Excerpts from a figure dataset
# # # # # # #

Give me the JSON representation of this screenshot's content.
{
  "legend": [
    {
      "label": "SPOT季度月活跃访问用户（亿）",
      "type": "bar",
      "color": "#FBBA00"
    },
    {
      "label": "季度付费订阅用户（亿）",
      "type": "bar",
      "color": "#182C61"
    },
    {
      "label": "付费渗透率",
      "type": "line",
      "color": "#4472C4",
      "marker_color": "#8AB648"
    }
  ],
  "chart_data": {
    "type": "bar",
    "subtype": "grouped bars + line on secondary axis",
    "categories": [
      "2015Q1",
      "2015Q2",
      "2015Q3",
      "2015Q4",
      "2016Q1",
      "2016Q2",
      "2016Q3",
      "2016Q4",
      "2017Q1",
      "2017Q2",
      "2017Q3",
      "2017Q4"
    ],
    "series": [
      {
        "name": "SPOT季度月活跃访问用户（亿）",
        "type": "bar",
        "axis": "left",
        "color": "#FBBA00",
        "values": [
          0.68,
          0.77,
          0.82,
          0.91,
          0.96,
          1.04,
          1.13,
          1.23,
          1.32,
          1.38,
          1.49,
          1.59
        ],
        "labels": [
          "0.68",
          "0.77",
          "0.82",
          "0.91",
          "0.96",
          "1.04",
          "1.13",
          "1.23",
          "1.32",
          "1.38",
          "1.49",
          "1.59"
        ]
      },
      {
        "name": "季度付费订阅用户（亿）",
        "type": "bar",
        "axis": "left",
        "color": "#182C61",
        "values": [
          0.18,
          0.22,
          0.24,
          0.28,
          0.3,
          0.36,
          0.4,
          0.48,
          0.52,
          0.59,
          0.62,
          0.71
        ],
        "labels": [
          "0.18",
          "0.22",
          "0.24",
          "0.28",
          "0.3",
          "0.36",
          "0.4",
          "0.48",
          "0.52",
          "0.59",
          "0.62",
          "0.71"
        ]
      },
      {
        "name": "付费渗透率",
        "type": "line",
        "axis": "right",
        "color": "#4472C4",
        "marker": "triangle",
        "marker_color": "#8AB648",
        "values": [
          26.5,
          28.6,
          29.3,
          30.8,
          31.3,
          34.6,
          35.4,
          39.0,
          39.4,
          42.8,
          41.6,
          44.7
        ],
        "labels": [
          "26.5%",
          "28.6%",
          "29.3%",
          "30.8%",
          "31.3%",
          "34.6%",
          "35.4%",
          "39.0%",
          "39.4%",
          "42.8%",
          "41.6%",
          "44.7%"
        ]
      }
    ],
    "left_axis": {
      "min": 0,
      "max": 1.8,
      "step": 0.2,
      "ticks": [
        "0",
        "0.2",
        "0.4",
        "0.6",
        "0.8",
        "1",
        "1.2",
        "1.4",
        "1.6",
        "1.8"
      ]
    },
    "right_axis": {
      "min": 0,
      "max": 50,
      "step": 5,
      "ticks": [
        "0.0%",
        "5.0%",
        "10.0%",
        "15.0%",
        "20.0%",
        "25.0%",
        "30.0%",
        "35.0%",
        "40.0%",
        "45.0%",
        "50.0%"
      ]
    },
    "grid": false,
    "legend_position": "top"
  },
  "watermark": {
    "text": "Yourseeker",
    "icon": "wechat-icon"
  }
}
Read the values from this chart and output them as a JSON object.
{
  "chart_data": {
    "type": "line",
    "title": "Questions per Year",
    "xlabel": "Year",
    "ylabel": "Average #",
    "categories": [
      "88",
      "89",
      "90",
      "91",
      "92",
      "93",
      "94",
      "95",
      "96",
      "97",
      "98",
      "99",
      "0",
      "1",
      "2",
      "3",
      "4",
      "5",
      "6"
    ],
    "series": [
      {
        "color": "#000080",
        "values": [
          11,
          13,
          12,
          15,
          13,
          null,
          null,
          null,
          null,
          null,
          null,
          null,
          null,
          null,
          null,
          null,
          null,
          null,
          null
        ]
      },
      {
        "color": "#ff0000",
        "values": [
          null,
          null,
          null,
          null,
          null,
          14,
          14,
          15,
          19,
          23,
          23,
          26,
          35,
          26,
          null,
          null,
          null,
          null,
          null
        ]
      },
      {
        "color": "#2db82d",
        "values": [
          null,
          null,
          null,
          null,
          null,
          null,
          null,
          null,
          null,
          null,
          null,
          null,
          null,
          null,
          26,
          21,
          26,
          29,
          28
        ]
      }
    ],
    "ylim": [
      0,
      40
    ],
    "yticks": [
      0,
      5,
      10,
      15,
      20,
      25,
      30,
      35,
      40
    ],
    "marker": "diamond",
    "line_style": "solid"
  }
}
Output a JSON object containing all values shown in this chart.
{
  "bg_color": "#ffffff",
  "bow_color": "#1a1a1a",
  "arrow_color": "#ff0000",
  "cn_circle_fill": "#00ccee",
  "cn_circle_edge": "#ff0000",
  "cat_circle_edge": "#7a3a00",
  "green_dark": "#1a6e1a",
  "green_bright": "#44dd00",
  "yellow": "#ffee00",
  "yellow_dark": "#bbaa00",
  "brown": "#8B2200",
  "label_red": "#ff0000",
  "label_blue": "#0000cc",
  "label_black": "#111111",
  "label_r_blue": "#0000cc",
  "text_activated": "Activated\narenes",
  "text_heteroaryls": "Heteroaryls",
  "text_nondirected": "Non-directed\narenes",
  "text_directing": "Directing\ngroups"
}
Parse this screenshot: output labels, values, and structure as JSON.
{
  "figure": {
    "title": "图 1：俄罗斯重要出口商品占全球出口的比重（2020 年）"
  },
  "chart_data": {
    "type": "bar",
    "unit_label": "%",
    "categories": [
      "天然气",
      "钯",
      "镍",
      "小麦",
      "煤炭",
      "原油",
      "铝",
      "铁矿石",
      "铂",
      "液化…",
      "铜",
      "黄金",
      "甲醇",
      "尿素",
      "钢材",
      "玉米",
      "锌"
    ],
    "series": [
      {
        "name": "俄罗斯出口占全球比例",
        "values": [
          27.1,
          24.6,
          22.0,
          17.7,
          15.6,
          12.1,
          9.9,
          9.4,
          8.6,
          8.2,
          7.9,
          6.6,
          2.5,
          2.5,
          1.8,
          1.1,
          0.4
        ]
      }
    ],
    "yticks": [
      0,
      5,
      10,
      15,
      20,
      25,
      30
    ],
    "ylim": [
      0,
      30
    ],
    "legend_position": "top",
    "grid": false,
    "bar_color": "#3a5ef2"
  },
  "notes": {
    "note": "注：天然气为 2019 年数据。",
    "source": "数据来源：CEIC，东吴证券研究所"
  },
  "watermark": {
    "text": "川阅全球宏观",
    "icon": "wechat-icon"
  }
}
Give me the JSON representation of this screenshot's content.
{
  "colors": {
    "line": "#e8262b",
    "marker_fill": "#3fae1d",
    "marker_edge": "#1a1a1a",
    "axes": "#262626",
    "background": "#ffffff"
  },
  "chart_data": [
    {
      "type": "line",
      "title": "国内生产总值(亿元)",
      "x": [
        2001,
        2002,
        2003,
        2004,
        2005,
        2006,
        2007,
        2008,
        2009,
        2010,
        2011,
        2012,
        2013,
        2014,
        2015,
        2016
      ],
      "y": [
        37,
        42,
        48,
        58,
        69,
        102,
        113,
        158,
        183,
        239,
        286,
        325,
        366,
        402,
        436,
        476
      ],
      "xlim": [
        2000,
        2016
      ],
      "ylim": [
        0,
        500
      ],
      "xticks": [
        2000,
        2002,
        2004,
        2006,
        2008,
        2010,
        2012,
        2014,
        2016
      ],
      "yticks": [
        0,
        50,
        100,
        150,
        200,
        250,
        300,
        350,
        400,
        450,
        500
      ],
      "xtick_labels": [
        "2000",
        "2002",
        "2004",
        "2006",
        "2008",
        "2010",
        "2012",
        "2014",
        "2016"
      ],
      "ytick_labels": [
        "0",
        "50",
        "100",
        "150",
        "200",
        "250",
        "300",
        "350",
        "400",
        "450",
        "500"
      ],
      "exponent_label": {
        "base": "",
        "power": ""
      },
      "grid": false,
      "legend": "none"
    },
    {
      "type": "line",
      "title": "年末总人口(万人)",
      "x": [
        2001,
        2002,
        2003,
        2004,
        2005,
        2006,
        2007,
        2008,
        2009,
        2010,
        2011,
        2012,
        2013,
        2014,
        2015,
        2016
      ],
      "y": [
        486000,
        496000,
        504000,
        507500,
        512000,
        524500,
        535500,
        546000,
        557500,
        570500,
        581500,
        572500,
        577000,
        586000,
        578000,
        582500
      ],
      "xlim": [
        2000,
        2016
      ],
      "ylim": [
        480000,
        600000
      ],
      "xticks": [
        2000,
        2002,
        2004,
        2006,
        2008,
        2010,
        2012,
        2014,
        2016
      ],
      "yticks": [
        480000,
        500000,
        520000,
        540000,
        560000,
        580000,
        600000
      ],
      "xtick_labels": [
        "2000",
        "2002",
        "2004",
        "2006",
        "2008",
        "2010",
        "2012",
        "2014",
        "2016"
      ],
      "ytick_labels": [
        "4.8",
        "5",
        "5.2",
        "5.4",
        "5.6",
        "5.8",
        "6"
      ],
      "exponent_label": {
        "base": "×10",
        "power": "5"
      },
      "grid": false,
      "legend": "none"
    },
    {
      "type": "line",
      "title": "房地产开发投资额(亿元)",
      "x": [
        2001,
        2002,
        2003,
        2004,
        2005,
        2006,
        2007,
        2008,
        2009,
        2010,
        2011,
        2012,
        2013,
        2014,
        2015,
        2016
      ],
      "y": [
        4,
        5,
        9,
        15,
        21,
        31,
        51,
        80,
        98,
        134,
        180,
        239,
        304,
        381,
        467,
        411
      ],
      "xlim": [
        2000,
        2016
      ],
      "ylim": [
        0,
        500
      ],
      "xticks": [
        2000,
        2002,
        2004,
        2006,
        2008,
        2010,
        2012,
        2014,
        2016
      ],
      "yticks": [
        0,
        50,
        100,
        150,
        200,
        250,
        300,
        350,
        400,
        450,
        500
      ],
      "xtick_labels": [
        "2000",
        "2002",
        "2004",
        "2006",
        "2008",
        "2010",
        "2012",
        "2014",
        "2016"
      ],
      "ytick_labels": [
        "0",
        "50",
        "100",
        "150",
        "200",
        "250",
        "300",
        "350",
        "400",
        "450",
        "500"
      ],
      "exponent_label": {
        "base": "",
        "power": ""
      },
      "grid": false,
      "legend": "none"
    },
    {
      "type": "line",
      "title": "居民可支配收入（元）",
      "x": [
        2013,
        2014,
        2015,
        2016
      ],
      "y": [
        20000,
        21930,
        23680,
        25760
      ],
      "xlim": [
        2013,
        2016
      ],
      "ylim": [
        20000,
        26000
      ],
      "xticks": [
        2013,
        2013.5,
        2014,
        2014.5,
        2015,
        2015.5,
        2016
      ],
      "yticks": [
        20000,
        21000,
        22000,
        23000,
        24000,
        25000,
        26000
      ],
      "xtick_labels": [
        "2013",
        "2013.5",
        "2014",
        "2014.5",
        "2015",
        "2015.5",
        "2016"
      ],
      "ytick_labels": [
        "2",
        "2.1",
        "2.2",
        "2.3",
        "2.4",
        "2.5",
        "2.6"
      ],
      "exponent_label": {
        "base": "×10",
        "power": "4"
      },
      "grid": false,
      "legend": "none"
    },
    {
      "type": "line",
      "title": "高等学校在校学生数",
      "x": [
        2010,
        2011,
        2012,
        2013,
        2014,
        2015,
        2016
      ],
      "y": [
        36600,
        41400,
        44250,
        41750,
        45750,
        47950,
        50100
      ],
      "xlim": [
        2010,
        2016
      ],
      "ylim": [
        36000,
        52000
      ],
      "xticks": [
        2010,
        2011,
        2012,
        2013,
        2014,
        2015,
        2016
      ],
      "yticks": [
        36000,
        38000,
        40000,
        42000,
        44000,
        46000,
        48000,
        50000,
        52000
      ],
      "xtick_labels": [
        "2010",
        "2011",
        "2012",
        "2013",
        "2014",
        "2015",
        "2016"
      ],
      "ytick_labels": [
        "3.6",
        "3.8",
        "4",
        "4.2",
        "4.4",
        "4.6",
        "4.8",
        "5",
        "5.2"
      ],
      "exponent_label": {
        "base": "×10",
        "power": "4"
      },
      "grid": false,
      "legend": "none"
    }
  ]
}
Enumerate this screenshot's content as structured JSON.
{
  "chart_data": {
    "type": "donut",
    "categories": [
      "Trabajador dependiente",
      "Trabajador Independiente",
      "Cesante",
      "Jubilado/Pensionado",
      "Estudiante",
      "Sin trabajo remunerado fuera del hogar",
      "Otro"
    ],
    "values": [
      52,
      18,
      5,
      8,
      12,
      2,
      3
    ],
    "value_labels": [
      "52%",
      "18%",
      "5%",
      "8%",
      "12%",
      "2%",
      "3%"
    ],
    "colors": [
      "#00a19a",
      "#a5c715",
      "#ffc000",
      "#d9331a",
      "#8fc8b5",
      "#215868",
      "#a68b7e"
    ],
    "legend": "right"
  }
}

# # # # # # #

[Problem to work on] Filter the entries down to the lines with the word "this" in them.

[Result]
Give me the JSON representation of this screenshot's content.
Read the values from this chart and output them as a JSON object.
Output a JSON object containing all values shown in this chart.
Parse this screenshot: output labels, values, and structure as JSON.
Give me the JSON representation of this screenshot's content.
Enumerate this screenshot's content as structured JSON.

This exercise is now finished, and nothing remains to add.